Data shown:
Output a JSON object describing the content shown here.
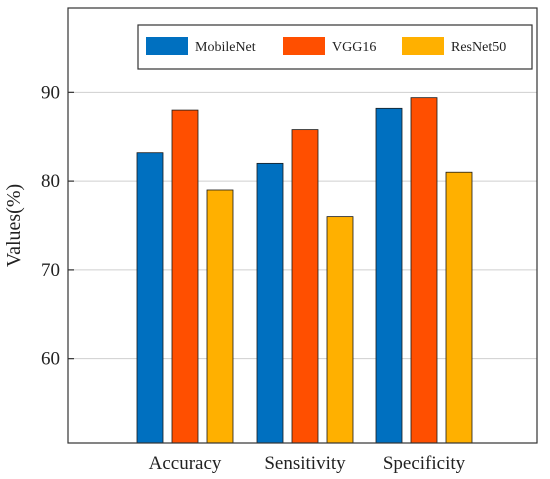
{
  "chart_data": {
    "type": "bar",
    "title": "",
    "xlabel": "",
    "ylabel": "Values(%)",
    "categories": [
      "Accuracy",
      "Sensitivity",
      "Specificity"
    ],
    "series": [
      {
        "name": "MobileNet",
        "color": "#0070C0",
        "values": [
          83.2,
          82.0,
          88.2
        ]
      },
      {
        "name": "VGG16",
        "color": "#FF4F00",
        "values": [
          88.0,
          85.8,
          89.4
        ]
      },
      {
        "name": "ResNet50",
        "color": "#FFB000",
        "values": [
          79.0,
          76.0,
          81.0
        ]
      }
    ],
    "ylim": [
      50.5,
      99.5
    ],
    "yticks": [
      60,
      70,
      80,
      90
    ],
    "grid": true,
    "legend_position": "top-right"
  }
}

What this task involves: Gather up every line in the data above that contains the word "name", copying each one.

Exercise solution:
        "name": "MobileNet",
        "name": "VGG16",
        "name": "ResNet50",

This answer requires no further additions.